- _Exercise objective_
Copy each line holding the string "আহমদ".

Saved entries

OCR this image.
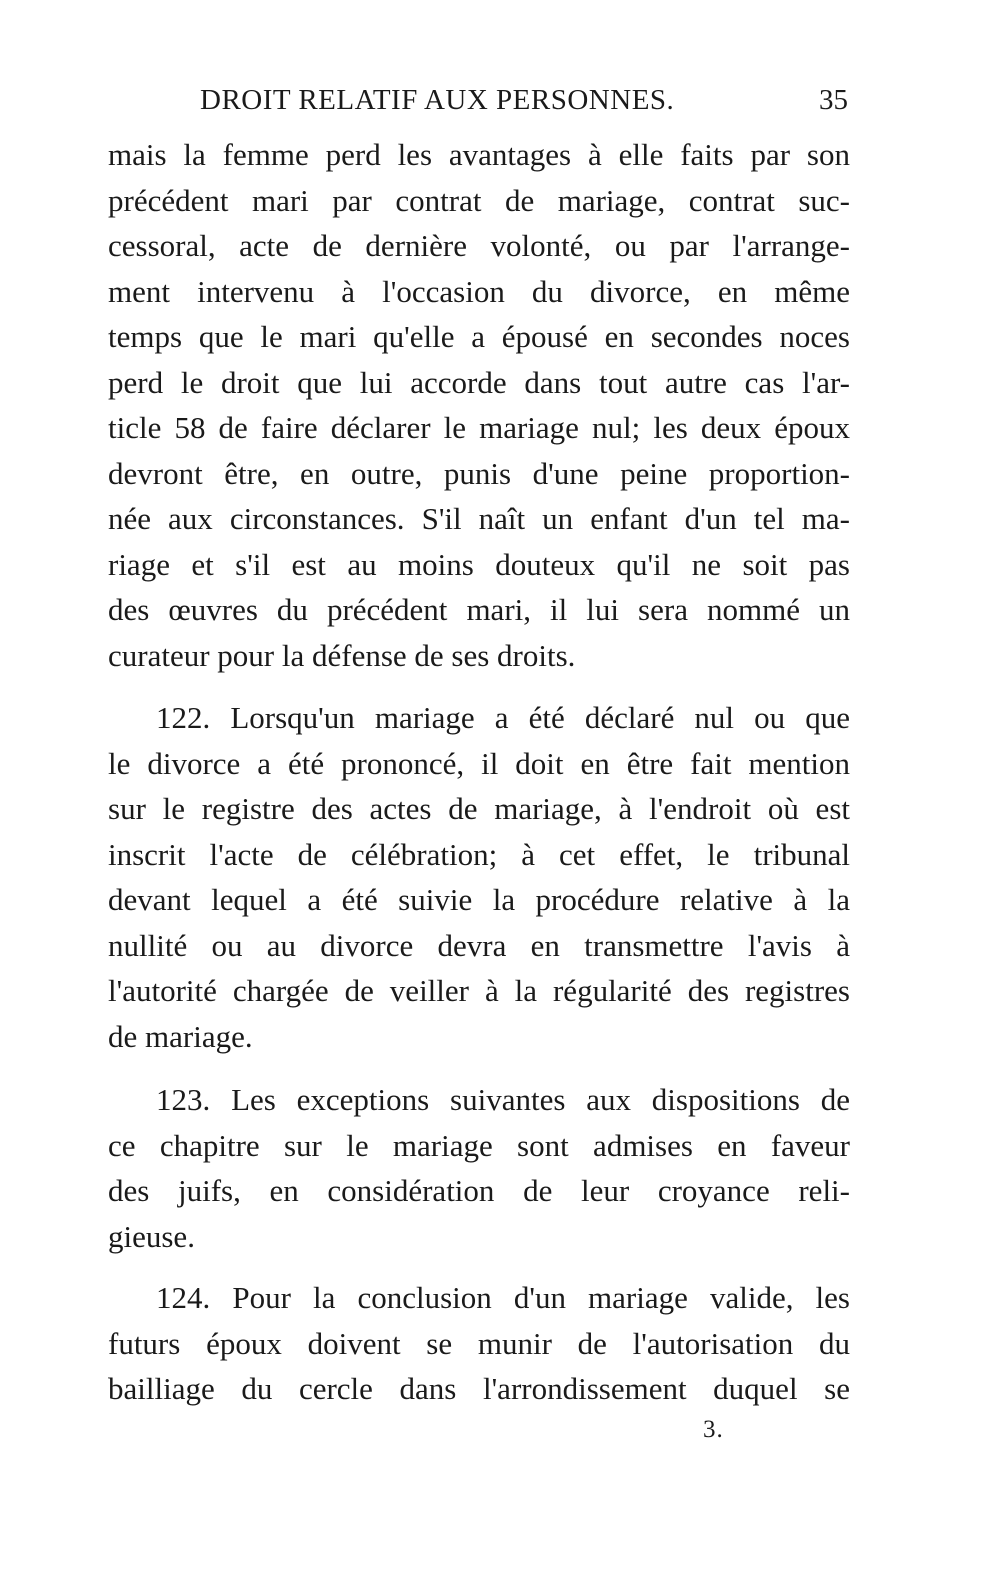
DROIT RELATIF AUX PERSONNES.	35
mais la femme perd les avantages à elle faits par son
précédent mari par contrat de mariage, contrat suc-
cessoral, acte de dernière volonté, ou par l'arrange-
ment intervenu à l'occasion du divorce, en même
temps que le mari qu'elle a épousé en secondes noces
perd le droit que lui accorde dans tout autre cas l'ar-
ticle 58 de faire déclarer le mariage nul; les deux époux
devront être, en outre, punis d'une peine proportion-
née aux circonstances. S'il naît un enfant d'un tel ma-
riage et s'il est au moins douteux qu'il ne soit pas
des œuvres du précédent mari, il lui sera nommé un
curateur pour la défense de ses droits.
122. Lorsqu'un mariage a été déclaré nul ou que
le divorce a été prononcé, il doit en être fait mention
sur le registre des actes de mariage, à l'endroit où est
inscrit l'acte de célébration; à cet effet, le tribunal
devant lequel a été suivie la procédure relative à la
nullité ou au divorce devra en transmettre l'avis à
l'autorité chargée de veiller à la régularité des registres
de mariage.
123. Les exceptions suivantes aux dispositions de
ce chapitre sur le mariage sont admises en faveur
des juifs, en considération de leur croyance reli-
gieuse.
124. Pour la conclusion d'un mariage valide, les
futurs époux doivent se munir de l'autorisation du
bailliage du cercle dans l'arrondissement duquel se
3.
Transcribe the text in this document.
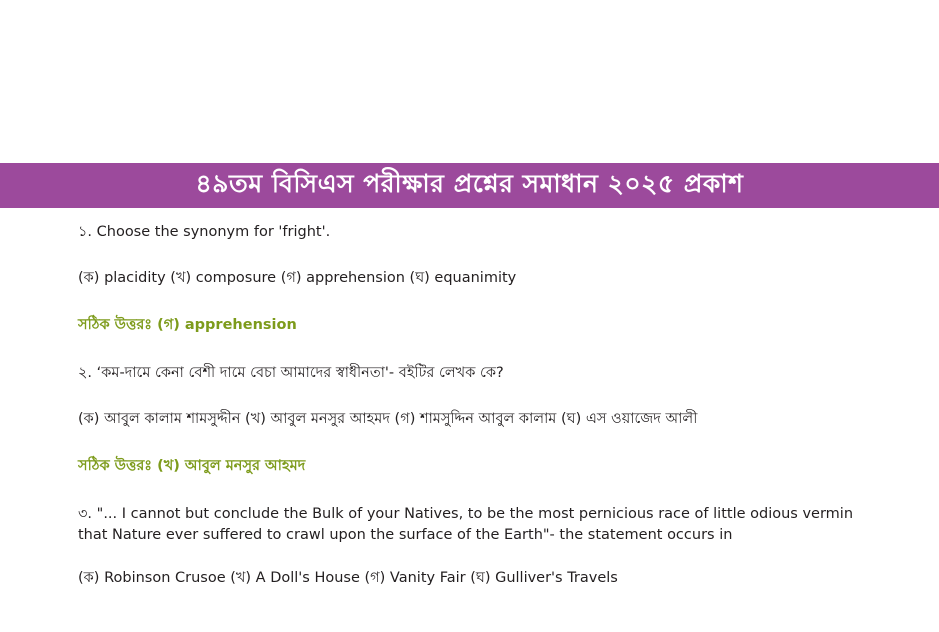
৪৯তম বিসিএস পরীক্ষার প্রশ্নের সমাধান ২০২৫ প্রকাশ

১. Choose the synonym for 'fright'.

(ক) placidity (খ) composure (গ) apprehension (ঘ) equanimity

সঠিক উত্তরঃ (গ) apprehension

২. ‘কম-দামে কেনা বেশী দামে বেচা আমাদের স্বাধীনতা'- বইটির লেখক কে?

(ক) আবুল কালাম শামসুদ্দীন (খ) আবুল মনসুর আহমদ (গ) শামসুদ্দিন আবুল কালাম (ঘ) এস ওয়াজেদ আলী

সঠিক উত্তরঃ (খ) আবুল মনসুর আহমদ

৩. "... I cannot but conclude the Bulk of your Natives, to be the most pernicious race of little odious vermin that Nature ever suffered to crawl upon the surface of the Earth"- the statement occurs in

(ক) Robinson Crusoe (খ) A Doll's House (গ) Vanity Fair (ঘ) Gulliver's Travels
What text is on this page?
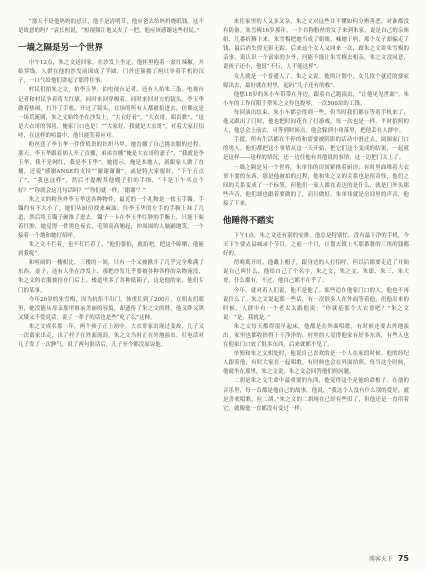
“那天不是他妈妈的忌日，他不是清明节，他应爸去给妈妈烧纸钱。这不是故意的吗？”袁长桓说，“短视频让他又火了一把，他应该感谢这些村民。”

一墙之隔是另一个世界

中午12点，朱之文送回家，在沙发上坐定。他怀里抱着一盆红辣椒，开始穿线。人群在他的沙发前围成了半圆，门外还簇拥了两只举着手机的汉子，一口气给他们讲起了那件往事。

村民们拍朱之文，拍李玉华，拍电视台记者，还有人拍朱三蛋。电视台记者和村民争着将大红旗。同时来回穿梭着，同时来回对方的镜头。李玉华做着热闹，打开了手机，开过了镜头。在场的所有人都被拍进去，仿佛这是一场荒诞剧，朱之文始终坐在沙发上，“大衣好看”，“大衣哥，唱首歌”，“这是大衣哥的邻居，俺家门口也是！”“大家好，我就是大衣哥”，对着大家打招呼，在这样的喧嚣中，他只能笑着应对。

粉丝送了李玉华一件价值贵的针织马甲，她直播了自己挑衣服的过程。那天，李玉华跟着胡人开了直播，弟弟直播“俺是大衣哥的妻子”，“我就是李玉华，我不是网红，我是李玉华”。她提示，俺是本地人，新跟家人做了直播，还说“感谢ANSE的支持”“谢谢谢谢”，或是特大家报时，“下午五点了”，“我也这样”，然后才提醒其他嫂子们的手指，“不是下午买点个好？”“你就会这几句话吗？”“你们就一样，‘谢谢’？”

朱之文的粉丝外李玉华送各种物件，最近的一个礼物是一枚玉手镯。手镯约有不大小了，她们从厨房找来麻油，往李玉华的左手的手腕上抹了几道，然后将玉镯子硬推了进去。镯子一卡在李玉华红肿的手腕上，只能干晾着红肿，她觉得一件黑色夜衣，毛领高高翘起，冲周围的人脑踊地笑，一个接着一个地和她打招呼。

朱之文不拦着，也不打拦着了，“他们要拍，就拍吧，把这个晾晒，他能到我呢”。

和喧闹的一楼相比，三楼的一间，只有一个又被掀开了几乎完全堆满了东西，桌子，还有人坐在沙发上，那把沙发几乎要被各种各样的杂物淹没，朱之文的衣服被挂在门后上。楼道里多了各种纸箱子，这是他的家，他们专门的某事。

今年20岁的朱雪梅，因为抗拒不出门，体重长到了200斤，在朋友们眼里，她没能从母亲那里继承美丽的容貌，却遗传了朱之文的胖，他又胖又黑又矮又不爱说话，说了一辈子的话也是些“吃了么”这种。

朱之文成名那一年，两个孩子正上初中。大衣哥家出现过变故，儿子又一次离家出走，出了村子在外面流浪，朱之文当时正在外地演出。打电话对儿子发了一次脾气，说了两句狠话后，儿子至今都没原谅他。

来往家里的人又多又杂，朱之文对这些并不懂如何分辨善恶，对谁都没有防备。朱雪梅16岁那年，一个自称粉丝的女子来到朱家，说是自己的亲姐姐，几番折腾下来，朱雪梅把她当成了姐姐，喊她干妈，那个女子却骗走了钱，最后消失得无影无踪。后来这个女人又回来一次，跟朱之文讲朱雪梅的亲事，说认识一个富家的少爷，问能不能让朱雪梅去相亲，朱之文没同意，说孩子还小，他说“不行，人不能这样”。

女儿就是一个普通人了，朱之文说。他的计划中，女儿找个就近的婆家嫁出去，最好就在村里，起码“儿子还有的救”。

他想18岁的朱小车带带在身边，跟着自己跑演出，“让他见见世面”。朱小车的工作仅限于帮朱之文拎包提琴，一次500块的工钱。

每回演出结束，朱小车都会得到一些，但当时我们都在等着手机来了，他又跟出了门时，他也把时间花在了打游戏。每一次也是一样，平时拍照的人，他总会上前去，可等到时间点，他会躲到小角落里，把他丢在人群中。

手提，所有生活都在不停的和需要被阴影的活动中滑过去，阅图家门口的男人。他们都把这个事情从这一天开始，把它们这个变成的结果，一起就是这样——这样的情况，还一边往他有其他说的事情，这一边把门关上了。

一墙之隔是另一个世界。朱单伟的房间紧挨着厨房，有时里面堆着大衣哥不要的东西，那是他被拍的过程，他和朱之文的关系也是很奇怪，他们之间的关系变成了一个标签，但他们一家人都在表达的是什么，就是门外头那些声音，他们却也跟着要做的了，而且做好。朱单伟就是房间里的声音，他接了下来。

他睡得不踏实

下午1点，朱之文还有别的安排。他总是特别忙，没有最干净的手机，今天下午要去县城录个节目。之前一个月，计划去镇上买那番薯的三角的钱都好的。

傍晚离开时，他戴上帽子，跟身边的人打招呼，但以后都要走近了开始说自己叫什么，他给自己了个名字，朱之文，朱之文、朱郎、朱三、朱大哥，什么都有，不过，他自己都不在乎了。

今年，就对着人们说，他不是他了。那些追在他家门口的人，他也不再说什么了。朱之文说起那一些话，有一次很多人在外面等着他，但他出来的时候，人群中有一个老太太跟他说：“你就是那个大衣哥吧？”朱之文说：“是，我就是。”

朱之文每天都得很早起床，他都是在外面唱歌，有时候还要去外地演出。家里也都收拾得干干净净的，村里的人觉得他家有好多东西，有些人也在他家门口放了很多东西，后来就都不见了。

单独和朱之文相处时，他说自己喜欢的是一个人在家的时候。他的经纪人跟着他，有时大家在一起唱歌，有时候也会在外面拍照。每当这个时候，他就坐在那里，朱之文说，朱之文会回答他们的问题。

二胡是朱之文生命中最重要的东西，他觉得这个是他的命根子。在他的音乐里，每一首都是他自己的故事。他说，“我这个人没有什么别的爱好，就是喜欢唱歌、拉二胡。”朱之文的二胡现在已经有些旧了，但他还是一直用着它，就像他一直都没有变过一样。

博客天下 75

- _Response_
(ক) আবুল কালাম শামসুদ্দীন (খ) আবুল মনসুর আহমদ (গ) শামসুদ্দিন আবুল কালাম (ঘ) এস ওয়াজেদ আলী
সঠিক উত্তরঃ (খ) আবুল মনসুর আহমদ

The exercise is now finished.